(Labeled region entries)
• • •

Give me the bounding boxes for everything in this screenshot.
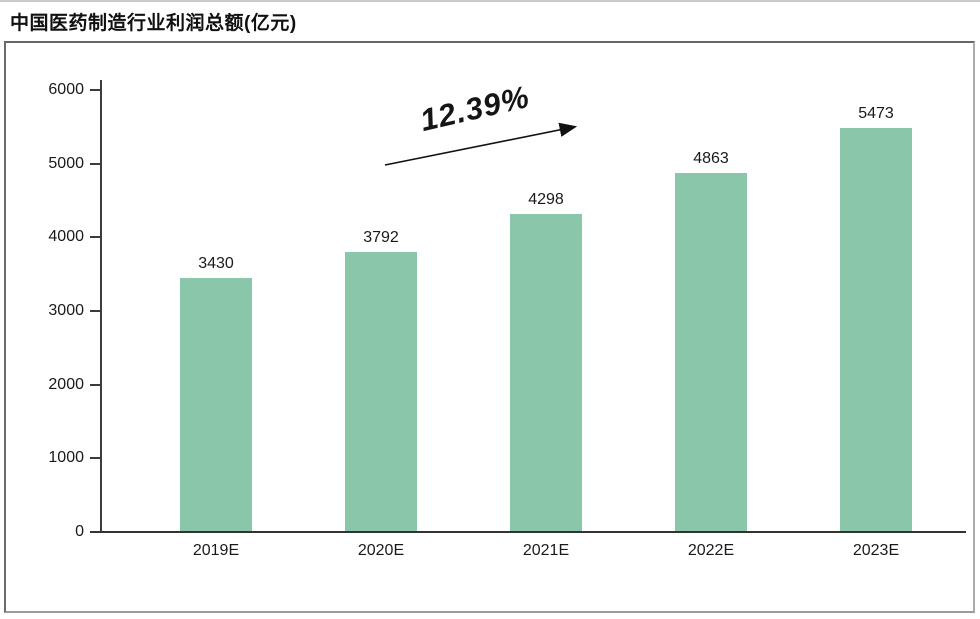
y-axis-tick	[90, 383, 101, 386]
x-axis-category-label: 2019E	[192, 542, 240, 559]
bar-value-label: 4298	[528, 191, 564, 209]
x-axis-category-label: 2021E	[522, 542, 570, 559]
bar-value-label: 5473	[858, 104, 894, 122]
y-axis-tick	[90, 310, 101, 312]
y-axis-tick	[90, 236, 101, 239]
growth-arrow-icon	[384, 122, 578, 166]
x-axis-line	[90, 531, 966, 533]
y-axis-line	[100, 80, 102, 532]
y-axis-tick	[90, 89, 101, 91]
y-axis-tick-label: 6000	[48, 81, 84, 98]
bar	[180, 278, 252, 531]
y-axis-tick-label: 2000	[48, 375, 84, 393]
bar	[510, 214, 582, 531]
chart-title: 中国医药制造行业利润总额(亿元)	[10, 13, 297, 34]
x-axis-category-label: 2023E	[852, 542, 900, 559]
x-axis-category-label: 2020E	[357, 542, 405, 559]
chart-frame	[4, 41, 975, 613]
y-axis-tick-label: 0	[75, 523, 84, 540]
y-axis-tick-label: 3000	[48, 302, 84, 319]
y-axis-tick-label: 5000	[48, 154, 84, 172]
y-axis-tick	[90, 162, 101, 165]
bar-value-label: 4863	[693, 149, 729, 167]
x-axis-category-label: 2022E	[687, 542, 735, 559]
y-axis-tick-label: 1000	[48, 449, 84, 467]
bar	[675, 172, 747, 531]
bar-value-label: 3430	[198, 255, 234, 273]
y-axis-tick	[90, 457, 101, 460]
bar-value-label: 3792	[363, 228, 399, 246]
bar	[345, 251, 417, 531]
bar	[840, 127, 912, 531]
y-axis-tick-label: 4000	[48, 228, 84, 246]
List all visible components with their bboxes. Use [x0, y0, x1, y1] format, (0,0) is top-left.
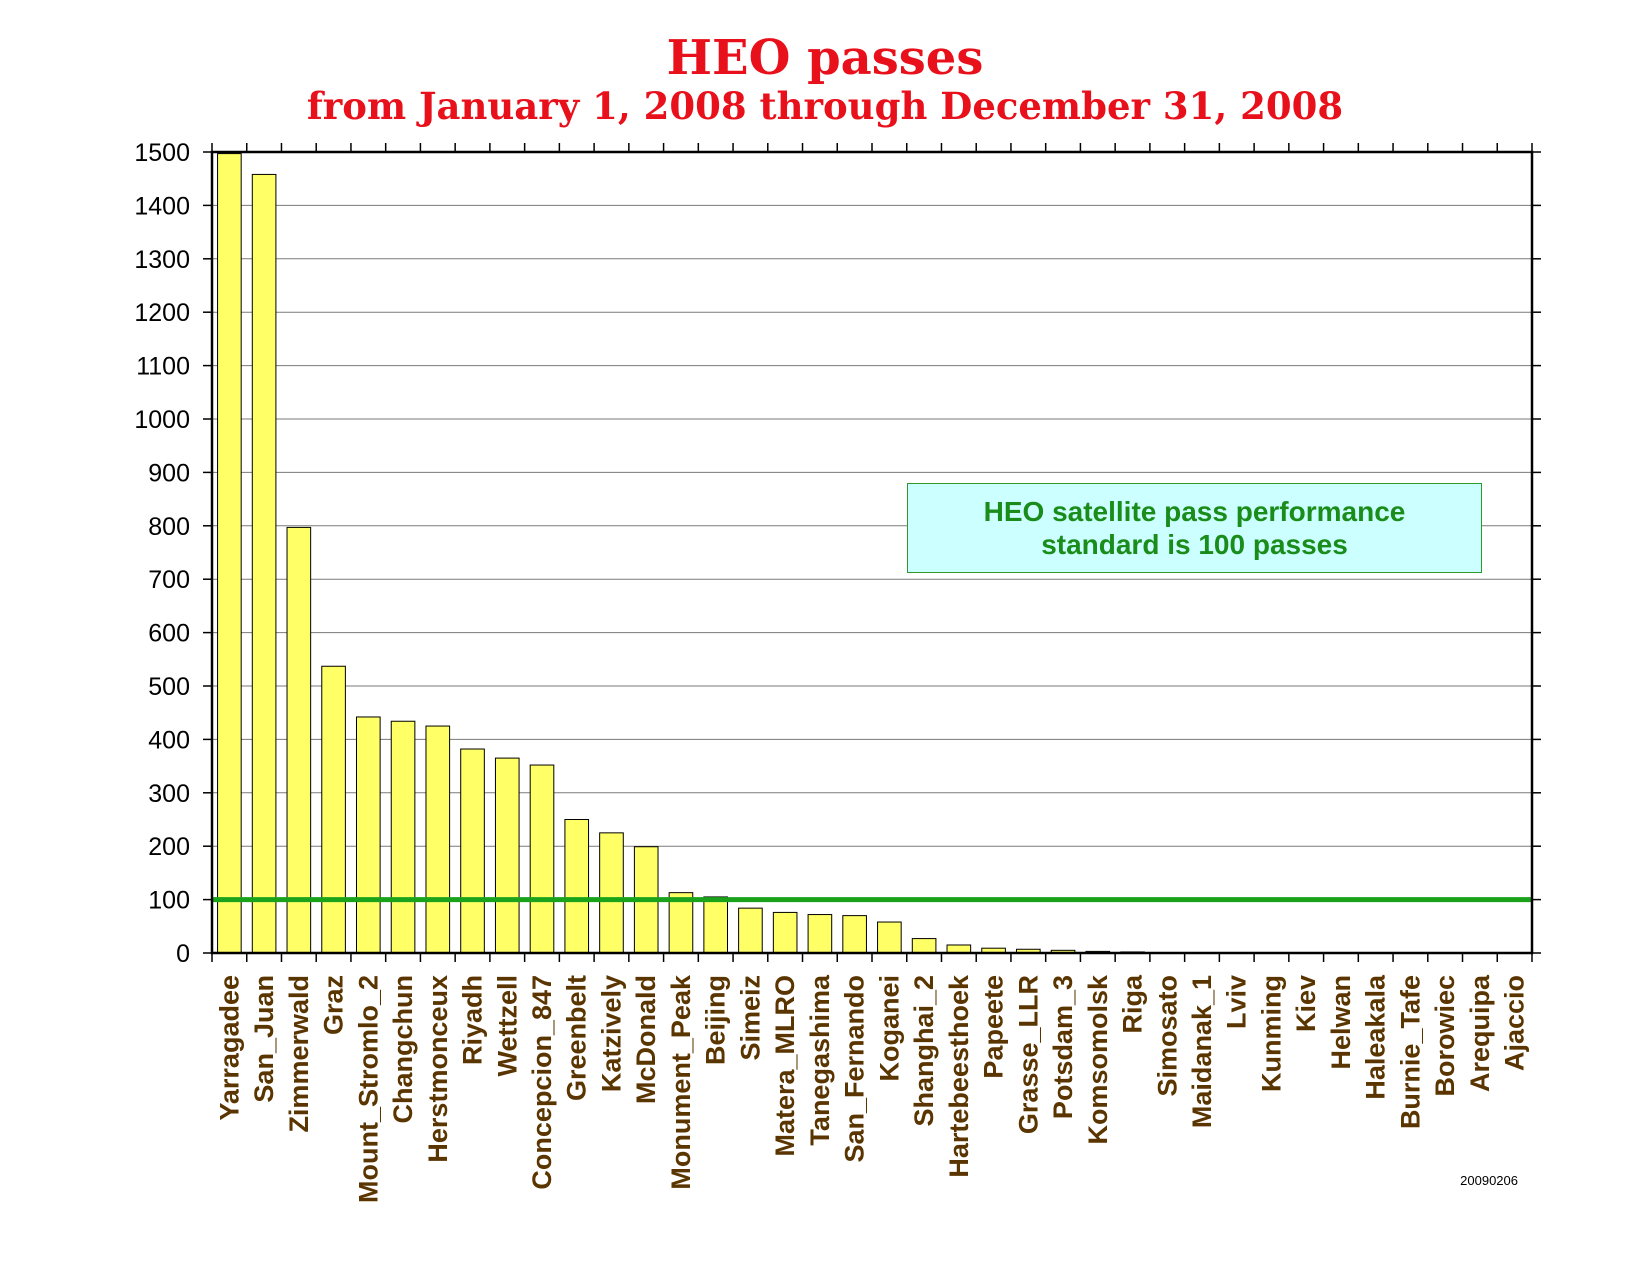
- bar: [356, 716, 381, 954]
- x-category-label: Kiev: [1291, 975, 1321, 1032]
- bar: [494, 757, 520, 954]
- x-category-label: Simeiz: [735, 975, 765, 1061]
- x-category-label: Riyadh: [458, 975, 488, 1065]
- x-category-label: Borowiec: [1430, 975, 1460, 1097]
- y-tick-label: 1000: [134, 406, 190, 434]
- performance-standard-annotation: HEO satellite pass performance standard …: [907, 483, 1482, 573]
- x-category-label: Potsdam_3: [1048, 975, 1078, 1119]
- y-tick-label: 900: [148, 459, 190, 487]
- x-category-label: Greenbelt: [562, 975, 592, 1101]
- x-category-label: Komsomolsk: [1083, 974, 1113, 1145]
- chart-title: HEO passes: [666, 30, 984, 86]
- y-tick-label: 1100: [136, 353, 190, 381]
- y-tick-label: 1200: [134, 299, 190, 327]
- y-tick-label: 700: [148, 566, 190, 594]
- x-category-label: Lviv: [1222, 975, 1252, 1029]
- bar: [251, 173, 277, 954]
- x-category-label: Simosato: [1152, 975, 1182, 1097]
- bar: [911, 938, 937, 954]
- bar: [217, 153, 242, 954]
- x-category-label: Helwan: [1326, 975, 1356, 1070]
- bar: [807, 914, 833, 954]
- x-category-label: Papeete: [979, 975, 1009, 1079]
- y-tick-label: 600: [148, 620, 190, 648]
- x-category-label: Tanegashima: [805, 974, 835, 1146]
- x-category-label: Graz: [319, 975, 349, 1035]
- x-category-label: Yarragadee: [214, 975, 244, 1121]
- annotation-line-1: HEO satellite pass performance: [983, 496, 1406, 527]
- chart-subtitle: from January 1, 2008 through December 31…: [306, 84, 1344, 128]
- y-tick-label: 200: [148, 833, 190, 861]
- bar: [772, 911, 798, 954]
- bar: [564, 819, 590, 954]
- bar: [321, 665, 346, 954]
- x-category-label: Kunming: [1256, 975, 1286, 1092]
- x-category-label: Monument_Peak: [666, 974, 696, 1190]
- bar: [529, 764, 555, 954]
- bar: [390, 720, 416, 954]
- bar: [703, 896, 728, 954]
- x-category-label: Matera_MLRO: [770, 975, 800, 1157]
- y-tick-label: 1400: [134, 192, 190, 220]
- annotation-line-2: standard is 100 passes: [1041, 529, 1348, 560]
- x-category-label: Haleakala: [1361, 974, 1391, 1100]
- bar: [425, 725, 451, 954]
- plot-frame: [210, 150, 1534, 955]
- x-category-label: Burnie_Tafe: [1395, 975, 1425, 1129]
- x-category-label: Herstmonceux: [423, 975, 453, 1163]
- y-tick-label: 1300: [134, 246, 190, 274]
- y-tick-label: 1500: [134, 139, 190, 167]
- x-category-label: Riga: [1118, 974, 1148, 1033]
- x-category-label: Katzively: [596, 975, 626, 1092]
- x-category-label: San_Juan: [249, 975, 279, 1103]
- x-category-label: Zimmerwald: [284, 975, 314, 1133]
- y-tick-label: 100: [148, 887, 190, 915]
- bar: [460, 748, 485, 954]
- x-category-label: Arequipa: [1465, 974, 1495, 1092]
- y-tick-label: 500: [148, 673, 190, 701]
- x-category-label: Shanghai_2: [909, 975, 939, 1127]
- bar: [842, 915, 867, 954]
- x-category-label: Concepcion_847: [527, 975, 557, 1190]
- x-category-label: Ajaccio: [1500, 975, 1530, 1071]
- x-category-label: Changchun: [388, 975, 418, 1124]
- x-category-label: McDonald: [631, 975, 661, 1104]
- x-category-label: Hartebeesthoek: [944, 974, 974, 1178]
- x-category-label: Wettzell: [492, 975, 522, 1077]
- x-category-label: San_Fernando: [840, 975, 870, 1163]
- x-category-label: Maidanak_1: [1187, 975, 1217, 1128]
- y-tick-label: 800: [148, 513, 190, 541]
- x-category-label: Mount_Stromlo_2: [353, 975, 383, 1203]
- bar: [286, 526, 312, 954]
- x-category-label: Koganei: [874, 975, 904, 1082]
- document-code: 20090206: [1460, 1173, 1518, 1188]
- x-category-label: Beijing: [701, 975, 731, 1065]
- bar: [738, 907, 763, 954]
- bar: [877, 921, 902, 954]
- bar: [599, 832, 624, 954]
- y-tick-label: 300: [148, 780, 190, 808]
- x-category-label: Grasse_LLR: [1013, 975, 1043, 1134]
- y-tick-label: 400: [148, 726, 190, 754]
- y-tick-label: 0: [176, 940, 190, 968]
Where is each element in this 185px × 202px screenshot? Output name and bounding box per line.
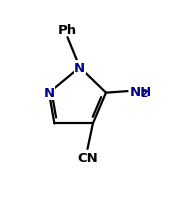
Text: NH: NH xyxy=(130,85,152,98)
Text: N: N xyxy=(43,87,55,100)
Text: 2: 2 xyxy=(140,89,147,99)
Text: Ph: Ph xyxy=(58,24,77,37)
Text: CN: CN xyxy=(77,152,98,164)
Text: N: N xyxy=(74,61,85,74)
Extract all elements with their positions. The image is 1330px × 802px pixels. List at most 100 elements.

• • •

* TASK REQUIREMENTS
Copy out every one of the lines above word for word, omitting the pictures from your reproduction.

* PROBLEM SOLUTION
Give me the bounding boxes for everything in this screenshot.
y-axis-tick	[90, 383, 101, 386]
x-axis-category-label: 2019E	[192, 542, 240, 559]
bar-value-label: 4298	[528, 191, 564, 209]
x-axis-category-label: 2021E	[522, 542, 570, 559]
bar-value-label: 5473	[858, 104, 894, 122]
y-axis-tick	[90, 310, 101, 312]
y-axis-tick	[90, 236, 101, 239]
growth-arrow-icon	[384, 122, 578, 166]
x-axis-line	[90, 531, 966, 533]
y-axis-line	[100, 80, 102, 532]
y-axis-tick	[90, 89, 101, 91]
y-axis-tick-label: 6000	[48, 81, 84, 98]
bar	[180, 278, 252, 531]
y-axis-tick-label: 2000	[48, 375, 84, 393]
bar	[510, 214, 582, 531]
chart-title: 中国医药制造行业利润总额(亿元)	[10, 13, 297, 34]
x-axis-category-label: 2023E	[852, 542, 900, 559]
x-axis-category-label: 2020E	[357, 542, 405, 559]
chart-frame	[4, 41, 975, 613]
y-axis-tick-label: 0	[75, 523, 84, 540]
y-axis-tick-label: 3000	[48, 302, 84, 319]
y-axis-tick-label: 5000	[48, 154, 84, 172]
y-axis-tick	[90, 162, 101, 165]
bar-value-label: 4863	[693, 149, 729, 167]
x-axis-category-label: 2022E	[687, 542, 735, 559]
y-axis-tick-label: 1000	[48, 449, 84, 467]
bar	[675, 172, 747, 531]
bar-value-label: 3430	[198, 255, 234, 273]
y-axis-tick	[90, 457, 101, 460]
bar-value-label: 3792	[363, 228, 399, 246]
bar	[345, 251, 417, 531]
bar	[840, 127, 912, 531]
y-axis-tick-label: 4000	[48, 228, 84, 246]
List all visible components with their bboxes. Use [x0, y0, x1, y1] format, (0,0) is top-left.
- bar: [356, 716, 381, 954]
- x-category-label: Kiev: [1291, 975, 1321, 1032]
- bar: [494, 757, 520, 954]
- x-category-label: Simeiz: [735, 975, 765, 1061]
- x-category-label: Riyadh: [458, 975, 488, 1065]
- x-category-label: Borowiec: [1430, 975, 1460, 1097]
- y-tick-label: 1000: [134, 406, 190, 434]
- performance-standard-annotation: HEO satellite pass performance standard …: [907, 483, 1482, 573]
- x-category-label: Potsdam_3: [1048, 975, 1078, 1119]
- y-tick-label: 900: [148, 459, 190, 487]
- x-category-label: Greenbelt: [562, 975, 592, 1101]
- x-category-label: Komsomolsk: [1083, 974, 1113, 1145]
- chart-title: HEO passes: [666, 30, 984, 86]
- y-tick-label: 1100: [136, 353, 190, 381]
- y-tick-label: 1200: [134, 299, 190, 327]
- y-tick-label: 700: [148, 566, 190, 594]
- x-category-label: Lviv: [1222, 975, 1252, 1029]
- bar: [251, 173, 277, 954]
- x-category-label: Simosato: [1152, 975, 1182, 1097]
- bar: [911, 938, 937, 954]
- bar: [217, 153, 242, 954]
- x-category-label: Helwan: [1326, 975, 1356, 1070]
- bar: [807, 914, 833, 954]
- x-category-label: Papeete: [979, 975, 1009, 1079]
- y-tick-label: 600: [148, 620, 190, 648]
- x-category-label: Tanegashima: [805, 974, 835, 1146]
- x-category-label: Graz: [319, 975, 349, 1035]
- x-category-label: Yarragadee: [214, 975, 244, 1121]
- annotation-line-1: HEO satellite pass performance: [983, 496, 1406, 527]
- chart-subtitle: from January 1, 2008 through December 31…: [306, 84, 1344, 128]
- y-tick-label: 200: [148, 833, 190, 861]
- bar: [772, 911, 798, 954]
- bar: [564, 819, 590, 954]
- bar: [321, 665, 346, 954]
- x-category-label: Kunming: [1256, 975, 1286, 1092]
- x-category-label: Monument_Peak: [666, 974, 696, 1190]
- bar: [529, 764, 555, 954]
- bar: [390, 720, 416, 954]
- bar: [703, 896, 728, 954]
- x-category-label: Matera_MLRO: [770, 975, 800, 1157]
- y-tick-label: 1400: [134, 192, 190, 220]
- annotation-line-2: standard is 100 passes: [1041, 529, 1348, 560]
- x-category-label: Haleakala: [1361, 974, 1391, 1100]
- bar: [425, 725, 451, 954]
- plot-frame: [210, 150, 1534, 955]
- x-category-label: Burnie_Tafe: [1395, 975, 1425, 1129]
- x-category-label: Herstmonceux: [423, 975, 453, 1163]
- y-tick-label: 1300: [134, 246, 190, 274]
- y-tick-label: 1500: [134, 139, 190, 167]
- x-category-label: Riga: [1118, 974, 1148, 1033]
- x-category-label: Katzively: [596, 975, 626, 1092]
- x-category-label: San_Juan: [249, 975, 279, 1103]
- x-category-label: Zimmerwald: [284, 975, 314, 1133]
- y-tick-label: 100: [148, 887, 190, 915]
- bar: [460, 748, 485, 954]
- x-category-label: Arequipa: [1465, 974, 1495, 1092]
- y-tick-label: 500: [148, 673, 190, 701]
- x-category-label: Shanghai_2: [909, 975, 939, 1127]
- bar: [842, 915, 867, 954]
- x-category-label: Concepcion_847: [527, 975, 557, 1190]
- x-category-label: Ajaccio: [1500, 975, 1530, 1071]
- x-category-label: Changchun: [388, 975, 418, 1124]
- x-category-label: McDonald: [631, 975, 661, 1104]
- x-category-label: Hartebeesthoek: [944, 974, 974, 1178]
- x-category-label: Wettzell: [492, 975, 522, 1077]
- x-category-label: San_Fernando: [840, 975, 870, 1163]
- x-category-label: Maidanak_1: [1187, 975, 1217, 1128]
- y-tick-label: 800: [148, 513, 190, 541]
- x-category-label: Mount_Stromlo_2: [353, 975, 383, 1203]
- bar: [286, 526, 312, 954]
- x-category-label: Koganei: [874, 975, 904, 1082]
- document-code: 20090206: [1460, 1173, 1518, 1188]
- x-category-label: Beijing: [701, 975, 731, 1065]
- bar: [738, 907, 763, 954]
- bar: [877, 921, 902, 954]
- bar: [599, 832, 624, 954]
- y-tick-label: 300: [148, 780, 190, 808]
- x-category-label: Grasse_LLR: [1013, 975, 1043, 1134]
- y-tick-label: 400: [148, 726, 190, 754]
- y-tick-label: 0: [176, 940, 190, 968]
Where is each element in this 185px × 202px screenshot? Output name and bounding box per line.
Text: NH: NH xyxy=(130,85,152,98)
Text: N: N xyxy=(43,87,55,100)
Text: 2: 2 xyxy=(140,89,147,99)
Text: Ph: Ph xyxy=(58,24,77,37)
Text: CN: CN xyxy=(77,152,98,164)
Text: N: N xyxy=(74,61,85,74)
Extract all elements with their positions. The image is 1330px × 802px pixels. List at most 100 elements.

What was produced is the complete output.